## BEGIN STORED RECORDS
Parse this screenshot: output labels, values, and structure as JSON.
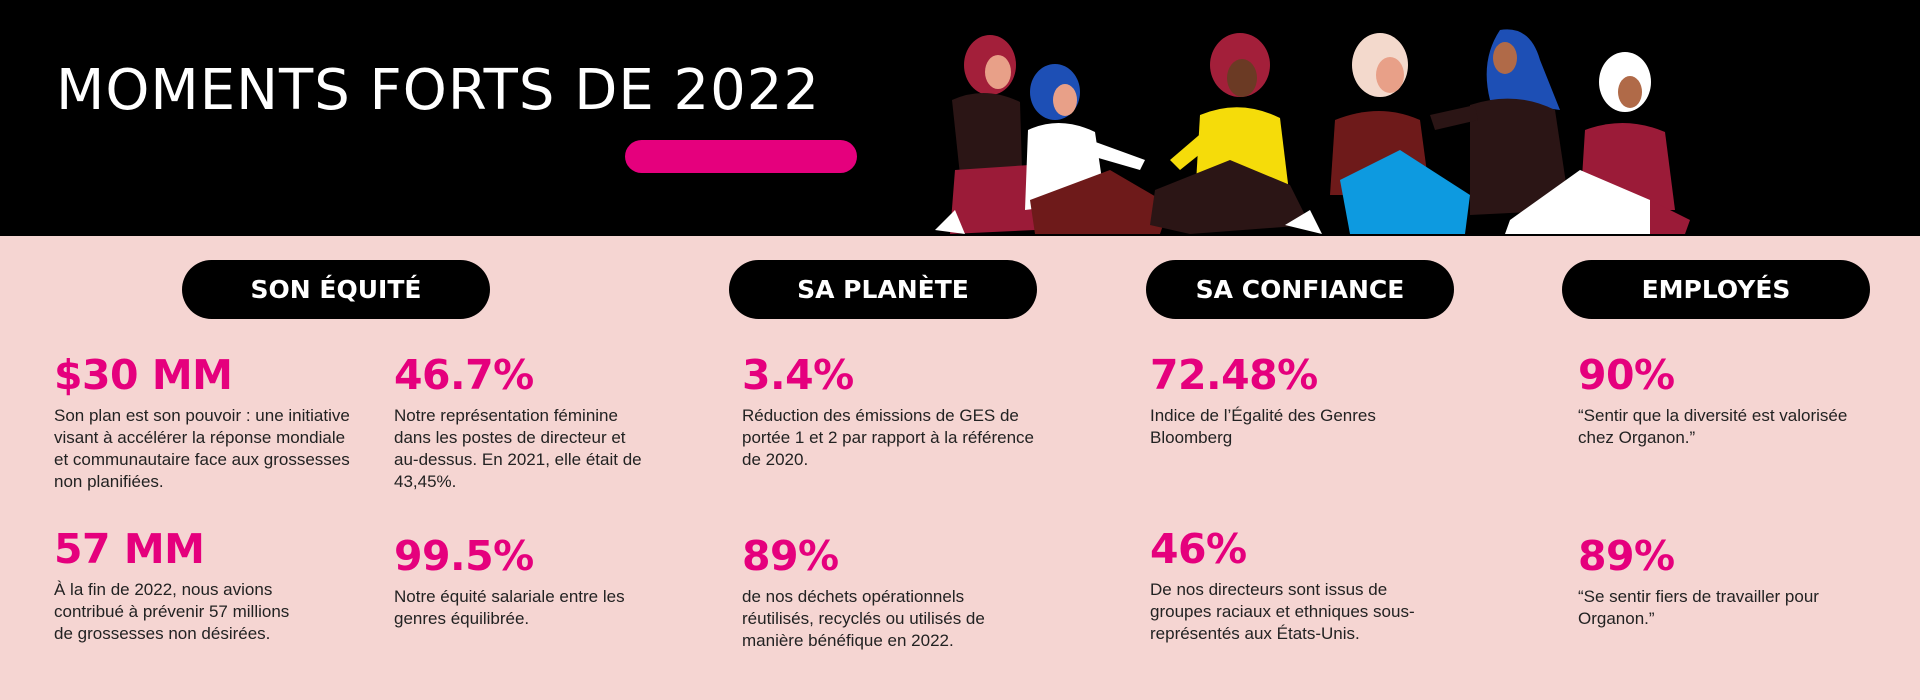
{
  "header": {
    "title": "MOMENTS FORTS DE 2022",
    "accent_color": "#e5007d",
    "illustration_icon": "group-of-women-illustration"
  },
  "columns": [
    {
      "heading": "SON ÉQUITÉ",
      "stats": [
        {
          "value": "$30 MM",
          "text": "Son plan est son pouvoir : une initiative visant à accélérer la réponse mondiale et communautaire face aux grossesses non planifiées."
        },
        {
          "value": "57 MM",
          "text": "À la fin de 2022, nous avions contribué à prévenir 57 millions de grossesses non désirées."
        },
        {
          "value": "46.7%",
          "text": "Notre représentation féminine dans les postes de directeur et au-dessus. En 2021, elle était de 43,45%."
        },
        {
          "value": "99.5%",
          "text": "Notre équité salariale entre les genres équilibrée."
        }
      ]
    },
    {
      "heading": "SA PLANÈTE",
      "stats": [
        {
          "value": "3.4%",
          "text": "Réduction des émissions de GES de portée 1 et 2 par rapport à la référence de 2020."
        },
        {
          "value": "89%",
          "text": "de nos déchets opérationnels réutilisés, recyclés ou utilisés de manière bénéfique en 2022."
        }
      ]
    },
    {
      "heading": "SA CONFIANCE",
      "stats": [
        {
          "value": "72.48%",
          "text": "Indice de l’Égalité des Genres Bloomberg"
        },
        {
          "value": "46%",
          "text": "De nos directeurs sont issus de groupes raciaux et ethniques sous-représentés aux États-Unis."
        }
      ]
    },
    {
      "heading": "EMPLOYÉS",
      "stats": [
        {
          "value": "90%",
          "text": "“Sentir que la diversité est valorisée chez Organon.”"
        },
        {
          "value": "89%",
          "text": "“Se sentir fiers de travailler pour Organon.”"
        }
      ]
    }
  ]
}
## END STORED RECORDS
_WRITTEN TASK:_
Reproduce the entries above exactly. Do not include the images.

_EXERCISE RESPONSE:_
Parse this screenshot: output labels, values, and structure as JSON.
{
  "header": {
    "title": "MOMENTS FORTS DE 2022",
    "accent_color": "#e5007d",
    "illustration_icon": "group-of-women-illustration"
  },
  "columns": [
    {
      "heading": "SON ÉQUITÉ",
      "stats": [
        {
          "value": "$30 MM",
          "text": "Son plan est son pouvoir : une initiative visant à accélérer la réponse mondiale et communautaire face aux grossesses non planifiées."
        },
        {
          "value": "57 MM",
          "text": "À la fin de 2022, nous avions contribué à prévenir 57 millions de grossesses non désirées."
        },
        {
          "value": "46.7%",
          "text": "Notre représentation féminine dans les postes de directeur et au-dessus. En 2021, elle était de 43,45%."
        },
        {
          "value": "99.5%",
          "text": "Notre équité salariale entre les genres équilibrée."
        }
      ]
    },
    {
      "heading": "SA PLANÈTE",
      "stats": [
        {
          "value": "3.4%",
          "text": "Réduction des émissions de GES de portée 1 et 2 par rapport à la référence de 2020."
        },
        {
          "value": "89%",
          "text": "de nos déchets opérationnels réutilisés, recyclés ou utilisés de manière bénéfique en 2022."
        }
      ]
    },
    {
      "heading": "SA CONFIANCE",
      "stats": [
        {
          "value": "72.48%",
          "text": "Indice de l’Égalité des Genres Bloomberg"
        },
        {
          "value": "46%",
          "text": "De nos directeurs sont issus de groupes raciaux et ethniques sous-représentés aux États-Unis."
        }
      ]
    },
    {
      "heading": "EMPLOYÉS",
      "stats": [
        {
          "value": "90%",
          "text": "“Sentir que la diversité est valorisée chez Organon.”"
        },
        {
          "value": "89%",
          "text": "“Se sentir fiers de travailler pour Organon.”"
        }
      ]
    }
  ]
}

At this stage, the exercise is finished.